What is expected
Report all lines from the entries below in which "discrete" appears.

Available records
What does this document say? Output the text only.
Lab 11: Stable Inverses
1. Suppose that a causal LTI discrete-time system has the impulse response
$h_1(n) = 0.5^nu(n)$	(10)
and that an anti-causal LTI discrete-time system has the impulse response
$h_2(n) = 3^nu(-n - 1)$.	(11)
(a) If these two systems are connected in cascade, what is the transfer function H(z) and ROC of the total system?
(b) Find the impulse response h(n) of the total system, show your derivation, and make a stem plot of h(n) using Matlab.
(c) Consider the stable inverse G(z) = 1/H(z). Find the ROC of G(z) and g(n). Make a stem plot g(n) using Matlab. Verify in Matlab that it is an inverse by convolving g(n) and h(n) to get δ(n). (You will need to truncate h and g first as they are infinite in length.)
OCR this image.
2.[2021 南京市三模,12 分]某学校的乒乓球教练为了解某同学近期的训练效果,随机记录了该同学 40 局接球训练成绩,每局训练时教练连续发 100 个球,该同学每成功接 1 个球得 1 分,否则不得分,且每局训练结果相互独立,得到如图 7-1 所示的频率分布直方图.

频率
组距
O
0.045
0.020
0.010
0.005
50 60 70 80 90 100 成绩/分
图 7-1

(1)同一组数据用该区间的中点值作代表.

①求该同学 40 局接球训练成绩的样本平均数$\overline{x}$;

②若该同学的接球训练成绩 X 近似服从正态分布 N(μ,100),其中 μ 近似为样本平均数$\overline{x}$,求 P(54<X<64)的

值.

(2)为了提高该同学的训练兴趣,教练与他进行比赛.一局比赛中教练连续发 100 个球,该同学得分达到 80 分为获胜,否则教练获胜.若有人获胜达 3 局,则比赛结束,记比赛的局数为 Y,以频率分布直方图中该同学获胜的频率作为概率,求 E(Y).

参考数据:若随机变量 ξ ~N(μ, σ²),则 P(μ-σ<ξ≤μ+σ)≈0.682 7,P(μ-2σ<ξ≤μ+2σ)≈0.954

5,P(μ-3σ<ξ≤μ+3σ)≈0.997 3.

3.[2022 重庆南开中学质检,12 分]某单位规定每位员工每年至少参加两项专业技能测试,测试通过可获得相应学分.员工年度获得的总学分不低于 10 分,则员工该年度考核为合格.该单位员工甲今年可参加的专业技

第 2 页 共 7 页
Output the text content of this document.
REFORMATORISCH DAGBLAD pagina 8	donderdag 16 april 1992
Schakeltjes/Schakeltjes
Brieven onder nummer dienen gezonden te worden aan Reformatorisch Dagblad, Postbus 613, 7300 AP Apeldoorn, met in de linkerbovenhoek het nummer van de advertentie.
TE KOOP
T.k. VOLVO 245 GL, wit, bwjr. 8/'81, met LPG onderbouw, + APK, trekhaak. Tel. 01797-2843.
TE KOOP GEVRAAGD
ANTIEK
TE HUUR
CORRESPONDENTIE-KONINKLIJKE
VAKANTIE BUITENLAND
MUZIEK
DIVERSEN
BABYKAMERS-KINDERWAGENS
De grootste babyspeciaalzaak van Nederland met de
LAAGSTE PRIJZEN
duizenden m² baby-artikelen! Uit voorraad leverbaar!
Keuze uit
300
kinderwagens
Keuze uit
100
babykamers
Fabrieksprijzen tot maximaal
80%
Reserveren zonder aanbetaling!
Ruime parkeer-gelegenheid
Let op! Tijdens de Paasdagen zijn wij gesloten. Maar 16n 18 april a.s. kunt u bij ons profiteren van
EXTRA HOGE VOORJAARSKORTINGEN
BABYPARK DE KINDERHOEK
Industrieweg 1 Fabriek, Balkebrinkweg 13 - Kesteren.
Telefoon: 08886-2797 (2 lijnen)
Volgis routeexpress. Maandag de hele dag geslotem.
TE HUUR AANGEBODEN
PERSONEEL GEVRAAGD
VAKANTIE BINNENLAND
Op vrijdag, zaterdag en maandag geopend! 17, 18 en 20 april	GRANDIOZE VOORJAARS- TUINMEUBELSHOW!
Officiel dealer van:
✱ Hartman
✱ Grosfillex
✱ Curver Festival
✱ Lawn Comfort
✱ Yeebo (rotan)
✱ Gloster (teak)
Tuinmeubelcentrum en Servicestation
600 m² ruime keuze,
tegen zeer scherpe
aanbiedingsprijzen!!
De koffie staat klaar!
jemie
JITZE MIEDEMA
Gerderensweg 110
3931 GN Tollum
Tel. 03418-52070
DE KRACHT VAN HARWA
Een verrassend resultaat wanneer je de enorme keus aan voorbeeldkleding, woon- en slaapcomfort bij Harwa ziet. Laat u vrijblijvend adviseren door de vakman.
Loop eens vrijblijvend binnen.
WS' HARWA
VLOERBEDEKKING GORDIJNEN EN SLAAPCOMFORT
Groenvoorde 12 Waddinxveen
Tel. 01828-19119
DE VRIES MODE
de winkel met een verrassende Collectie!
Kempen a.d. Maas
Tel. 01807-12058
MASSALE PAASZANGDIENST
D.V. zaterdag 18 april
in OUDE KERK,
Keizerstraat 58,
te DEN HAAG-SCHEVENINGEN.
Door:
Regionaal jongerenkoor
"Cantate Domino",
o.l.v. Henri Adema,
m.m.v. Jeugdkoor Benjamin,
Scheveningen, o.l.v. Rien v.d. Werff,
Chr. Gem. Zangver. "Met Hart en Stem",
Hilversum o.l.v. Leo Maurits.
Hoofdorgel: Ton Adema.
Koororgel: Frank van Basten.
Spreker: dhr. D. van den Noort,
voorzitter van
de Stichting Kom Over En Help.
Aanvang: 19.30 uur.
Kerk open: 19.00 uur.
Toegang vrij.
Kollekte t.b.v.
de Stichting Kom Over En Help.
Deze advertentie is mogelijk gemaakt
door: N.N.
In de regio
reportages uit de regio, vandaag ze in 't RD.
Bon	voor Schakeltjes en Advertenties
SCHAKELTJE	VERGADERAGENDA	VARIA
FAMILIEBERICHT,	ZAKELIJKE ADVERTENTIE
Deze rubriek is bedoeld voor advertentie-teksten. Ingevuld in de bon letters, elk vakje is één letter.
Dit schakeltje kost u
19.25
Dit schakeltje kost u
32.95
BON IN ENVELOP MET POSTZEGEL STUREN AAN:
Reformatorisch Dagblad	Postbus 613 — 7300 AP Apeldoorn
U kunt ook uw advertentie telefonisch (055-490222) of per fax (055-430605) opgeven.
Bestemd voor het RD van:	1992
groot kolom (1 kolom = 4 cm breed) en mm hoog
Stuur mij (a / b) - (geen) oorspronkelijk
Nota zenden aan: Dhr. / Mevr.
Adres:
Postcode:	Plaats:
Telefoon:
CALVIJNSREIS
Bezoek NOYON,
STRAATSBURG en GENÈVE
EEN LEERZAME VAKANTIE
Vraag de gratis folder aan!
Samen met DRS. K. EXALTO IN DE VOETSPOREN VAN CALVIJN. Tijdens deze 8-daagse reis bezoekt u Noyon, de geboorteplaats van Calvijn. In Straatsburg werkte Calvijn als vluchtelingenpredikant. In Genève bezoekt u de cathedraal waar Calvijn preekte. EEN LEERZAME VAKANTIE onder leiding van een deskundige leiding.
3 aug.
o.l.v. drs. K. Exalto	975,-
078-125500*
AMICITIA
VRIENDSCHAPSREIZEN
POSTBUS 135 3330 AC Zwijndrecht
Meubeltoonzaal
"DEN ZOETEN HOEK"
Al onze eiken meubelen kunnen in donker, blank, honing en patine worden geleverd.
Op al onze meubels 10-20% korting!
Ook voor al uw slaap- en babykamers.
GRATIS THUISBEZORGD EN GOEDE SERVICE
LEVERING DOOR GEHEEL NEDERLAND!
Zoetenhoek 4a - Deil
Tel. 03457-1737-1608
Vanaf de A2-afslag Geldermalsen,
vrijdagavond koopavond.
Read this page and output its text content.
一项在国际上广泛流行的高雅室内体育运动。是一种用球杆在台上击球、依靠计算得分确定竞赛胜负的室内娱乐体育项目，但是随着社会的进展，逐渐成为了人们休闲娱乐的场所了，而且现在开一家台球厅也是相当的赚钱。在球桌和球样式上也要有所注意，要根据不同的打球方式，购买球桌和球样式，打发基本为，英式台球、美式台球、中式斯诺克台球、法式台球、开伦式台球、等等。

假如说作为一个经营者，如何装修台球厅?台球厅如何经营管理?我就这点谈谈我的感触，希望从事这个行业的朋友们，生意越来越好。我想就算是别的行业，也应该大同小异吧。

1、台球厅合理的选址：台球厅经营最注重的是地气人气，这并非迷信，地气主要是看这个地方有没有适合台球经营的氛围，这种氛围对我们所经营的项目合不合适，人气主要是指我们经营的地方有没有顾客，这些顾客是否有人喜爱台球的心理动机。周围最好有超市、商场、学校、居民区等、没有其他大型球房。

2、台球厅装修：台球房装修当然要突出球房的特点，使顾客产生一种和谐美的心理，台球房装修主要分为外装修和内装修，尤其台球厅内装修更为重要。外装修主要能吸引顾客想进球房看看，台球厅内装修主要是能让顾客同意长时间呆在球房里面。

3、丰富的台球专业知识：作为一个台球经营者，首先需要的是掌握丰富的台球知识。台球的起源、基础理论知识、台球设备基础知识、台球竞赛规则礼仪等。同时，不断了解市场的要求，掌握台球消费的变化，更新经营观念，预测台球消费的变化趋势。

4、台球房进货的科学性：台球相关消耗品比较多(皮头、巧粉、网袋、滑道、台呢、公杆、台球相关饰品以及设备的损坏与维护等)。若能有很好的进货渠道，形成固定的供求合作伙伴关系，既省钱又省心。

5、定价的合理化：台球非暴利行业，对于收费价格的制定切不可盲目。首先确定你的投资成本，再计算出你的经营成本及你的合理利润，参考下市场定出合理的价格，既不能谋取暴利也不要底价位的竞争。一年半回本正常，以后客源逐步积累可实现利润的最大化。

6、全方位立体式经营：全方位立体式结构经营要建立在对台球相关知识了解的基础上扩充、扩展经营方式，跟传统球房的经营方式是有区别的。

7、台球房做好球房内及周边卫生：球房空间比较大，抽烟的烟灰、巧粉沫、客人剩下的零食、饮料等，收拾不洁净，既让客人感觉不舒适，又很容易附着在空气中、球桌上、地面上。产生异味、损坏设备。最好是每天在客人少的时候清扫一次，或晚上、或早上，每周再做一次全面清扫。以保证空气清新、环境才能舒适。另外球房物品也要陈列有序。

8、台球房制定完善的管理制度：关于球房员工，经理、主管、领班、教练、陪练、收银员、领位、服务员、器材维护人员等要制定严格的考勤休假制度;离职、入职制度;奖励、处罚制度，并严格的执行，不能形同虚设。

Finished exercise
1. Suppose that a causal LTI discrete-time system has the impulse response
and that an anti-causal LTI discrete-time system has the impulse response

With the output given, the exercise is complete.